(Exercise directions)
Please retype the data in full and exactly; the pictures are not part of the copy.
= = =
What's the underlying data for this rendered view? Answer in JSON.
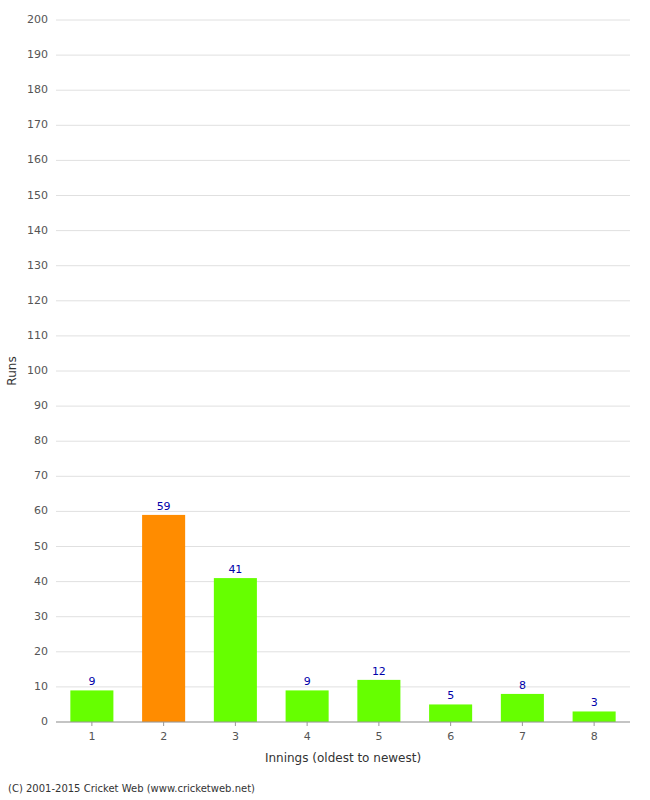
{
  "chart_data": {
    "type": "bar",
    "categories": [
      "1",
      "2",
      "3",
      "4",
      "5",
      "6",
      "7",
      "8"
    ],
    "values": [
      9,
      59,
      41,
      9,
      12,
      5,
      8,
      3
    ],
    "colors": [
      "#66ff00",
      "#ff8c00",
      "#66ff00",
      "#66ff00",
      "#66ff00",
      "#66ff00",
      "#66ff00",
      "#66ff00"
    ],
    "xlabel": "Innings (oldest to newest)",
    "ylabel": "Runs",
    "ylim": [
      0,
      200
    ],
    "yticks": [
      0,
      10,
      20,
      30,
      40,
      50,
      60,
      70,
      80,
      90,
      100,
      110,
      120,
      130,
      140,
      150,
      160,
      170,
      180,
      190,
      200
    ],
    "grid": true,
    "data_labels": true,
    "annotations": [
      "(C) 2001-2015 Cricket Web (www.cricketweb.net)"
    ]
  }
}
= = =
(Answer to this problem)
What's the underlying data for this rendered view? Answer in JSON.
{
  "chart_data": {
    "type": "bar",
    "categories": [
      "1",
      "2",
      "3",
      "4",
      "5",
      "6",
      "7",
      "8"
    ],
    "values": [
      9,
      59,
      41,
      9,
      12,
      5,
      8,
      3
    ],
    "colors": [
      "#66ff00",
      "#ff8c00",
      "#66ff00",
      "#66ff00",
      "#66ff00",
      "#66ff00",
      "#66ff00",
      "#66ff00"
    ],
    "xlabel": "Innings (oldest to newest)",
    "ylabel": "Runs",
    "ylim": [
      0,
      200
    ],
    "yticks": [
      0,
      10,
      20,
      30,
      40,
      50,
      60,
      70,
      80,
      90,
      100,
      110,
      120,
      130,
      140,
      150,
      160,
      170,
      180,
      190,
      200
    ],
    "grid": true,
    "data_labels": true,
    "annotations": [
      "(C) 2001-2015 Cricket Web (www.cricketweb.net)"
    ]
  }
}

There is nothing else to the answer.